- Direction
Please print every record below exactly as it appears.

** start of Information shown **

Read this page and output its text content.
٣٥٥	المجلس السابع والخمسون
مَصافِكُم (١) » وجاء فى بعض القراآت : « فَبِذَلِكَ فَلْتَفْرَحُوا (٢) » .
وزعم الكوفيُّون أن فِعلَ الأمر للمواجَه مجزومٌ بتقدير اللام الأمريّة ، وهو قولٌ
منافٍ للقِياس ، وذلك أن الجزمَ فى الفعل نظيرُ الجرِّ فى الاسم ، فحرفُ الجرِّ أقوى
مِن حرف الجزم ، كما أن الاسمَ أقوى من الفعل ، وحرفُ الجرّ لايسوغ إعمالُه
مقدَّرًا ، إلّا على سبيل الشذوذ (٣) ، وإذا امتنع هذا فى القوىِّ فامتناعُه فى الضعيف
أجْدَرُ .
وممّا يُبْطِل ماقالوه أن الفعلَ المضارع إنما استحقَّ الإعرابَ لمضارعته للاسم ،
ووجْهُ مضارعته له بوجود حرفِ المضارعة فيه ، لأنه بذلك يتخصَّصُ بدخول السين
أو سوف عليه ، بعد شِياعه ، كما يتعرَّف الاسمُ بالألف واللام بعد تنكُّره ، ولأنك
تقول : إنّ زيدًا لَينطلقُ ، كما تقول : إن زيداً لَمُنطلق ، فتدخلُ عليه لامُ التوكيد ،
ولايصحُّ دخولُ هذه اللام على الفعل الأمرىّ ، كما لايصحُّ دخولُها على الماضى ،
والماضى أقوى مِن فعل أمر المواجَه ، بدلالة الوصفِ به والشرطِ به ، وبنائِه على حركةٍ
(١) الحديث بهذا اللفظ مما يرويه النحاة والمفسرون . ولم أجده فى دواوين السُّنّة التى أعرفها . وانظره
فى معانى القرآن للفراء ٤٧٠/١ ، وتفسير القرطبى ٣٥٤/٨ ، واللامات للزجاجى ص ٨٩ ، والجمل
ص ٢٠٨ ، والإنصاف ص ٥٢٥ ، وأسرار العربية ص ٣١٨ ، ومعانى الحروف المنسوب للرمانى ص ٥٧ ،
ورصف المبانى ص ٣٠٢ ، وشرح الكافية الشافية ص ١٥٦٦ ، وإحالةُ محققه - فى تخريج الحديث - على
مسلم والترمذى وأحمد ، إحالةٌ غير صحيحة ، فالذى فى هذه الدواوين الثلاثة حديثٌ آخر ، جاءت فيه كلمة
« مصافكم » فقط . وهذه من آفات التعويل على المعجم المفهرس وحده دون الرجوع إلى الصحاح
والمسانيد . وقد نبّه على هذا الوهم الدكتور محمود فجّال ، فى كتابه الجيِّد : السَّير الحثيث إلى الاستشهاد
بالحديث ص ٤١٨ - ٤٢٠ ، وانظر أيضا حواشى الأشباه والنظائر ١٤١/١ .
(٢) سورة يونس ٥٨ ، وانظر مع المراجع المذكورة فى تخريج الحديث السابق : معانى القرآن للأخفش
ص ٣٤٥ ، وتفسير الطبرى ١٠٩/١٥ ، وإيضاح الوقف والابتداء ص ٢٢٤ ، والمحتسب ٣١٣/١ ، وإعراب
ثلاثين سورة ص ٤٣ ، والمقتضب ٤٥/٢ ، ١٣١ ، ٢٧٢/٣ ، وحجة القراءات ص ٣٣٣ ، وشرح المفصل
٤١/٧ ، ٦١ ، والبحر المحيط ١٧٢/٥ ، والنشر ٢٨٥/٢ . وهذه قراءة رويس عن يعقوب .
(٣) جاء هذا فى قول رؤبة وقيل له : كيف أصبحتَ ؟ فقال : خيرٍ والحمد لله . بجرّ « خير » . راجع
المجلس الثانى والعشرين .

** end of Information shown **

- Output for this task
Read this page and output its text content.
٣٥٥	المجلس السابع والخمسون
مَصافِكُم (١) » وجاء فى بعض القراآت : « فَبِذَلِكَ فَلْتَفْرَحُوا (٢) » .
وزعم الكوفيُّون أن فِعلَ الأمر للمواجَه مجزومٌ بتقدير اللام الأمريّة ، وهو قولٌ
منافٍ للقِياس ، وذلك أن الجزمَ فى الفعل نظيرُ الجرِّ فى الاسم ، فحرفُ الجرِّ أقوى
مِن حرف الجزم ، كما أن الاسمَ أقوى من الفعل ، وحرفُ الجرّ لايسوغ إعمالُه
مقدَّرًا ، إلّا على سبيل الشذوذ (٣) ، وإذا امتنع هذا فى القوىِّ فامتناعُه فى الضعيف
أجْدَرُ .
وممّا يُبْطِل ماقالوه أن الفعلَ المضارع إنما استحقَّ الإعرابَ لمضارعته للاسم ،
ووجْهُ مضارعته له بوجود حرفِ المضارعة فيه ، لأنه بذلك يتخصَّصُ بدخول السين
أو سوف عليه ، بعد شِياعه ، كما يتعرَّف الاسمُ بالألف واللام بعد تنكُّره ، ولأنك
تقول : إنّ زيدًا لَينطلقُ ، كما تقول : إن زيداً لَمُنطلق ، فتدخلُ عليه لامُ التوكيد ،
ولايصحُّ دخولُ هذه اللام على الفعل الأمرىّ ، كما لايصحُّ دخولُها على الماضى ،
والماضى أقوى مِن فعل أمر المواجَه ، بدلالة الوصفِ به والشرطِ به ، وبنائِه على حركةٍ
(١) الحديث بهذا اللفظ مما يرويه النحاة والمفسرون . ولم أجده فى دواوين السُّنّة التى أعرفها . وانظره
فى معانى القرآن للفراء ٤٧٠/١ ، وتفسير القرطبى ٣٥٤/٨ ، واللامات للزجاجى ص ٨٩ ، والجمل
ص ٢٠٨ ، والإنصاف ص ٥٢٥ ، وأسرار العربية ص ٣١٨ ، ومعانى الحروف المنسوب للرمانى ص ٥٧ ،
ورصف المبانى ص ٣٠٢ ، وشرح الكافية الشافية ص ١٥٦٦ ، وإحالةُ محققه - فى تخريج الحديث - على
مسلم والترمذى وأحمد ، إحالةٌ غير صحيحة ، فالذى فى هذه الدواوين الثلاثة حديثٌ آخر ، جاءت فيه كلمة
« مصافكم » فقط . وهذه من آفات التعويل على المعجم المفهرس وحده دون الرجوع إلى الصحاح
والمسانيد . وقد نبّه على هذا الوهم الدكتور محمود فجّال ، فى كتابه الجيِّد : السَّير الحثيث إلى الاستشهاد
بالحديث ص ٤١٨ - ٤٢٠ ، وانظر أيضا حواشى الأشباه والنظائر ١٤١/١ .
(٢) سورة يونس ٥٨ ، وانظر مع المراجع المذكورة فى تخريج الحديث السابق : معانى القرآن للأخفش
ص ٣٤٥ ، وتفسير الطبرى ١٠٩/١٥ ، وإيضاح الوقف والابتداء ص ٢٢٤ ، والمحتسب ٣١٣/١ ، وإعراب
ثلاثين سورة ص ٤٣ ، والمقتضب ٤٥/٢ ، ١٣١ ، ٢٧٢/٣ ، وحجة القراءات ص ٣٣٣ ، وشرح المفصل
٤١/٧ ، ٦١ ، والبحر المحيط ١٧٢/٥ ، والنشر ٢٨٥/٢ . وهذه قراءة رويس عن يعقوب .
(٣) جاء هذا فى قول رؤبة وقيل له : كيف أصبحتَ ؟ فقال : خيرٍ والحمد لله . بجرّ « خير » . راجع
المجلس الثانى والعشرين .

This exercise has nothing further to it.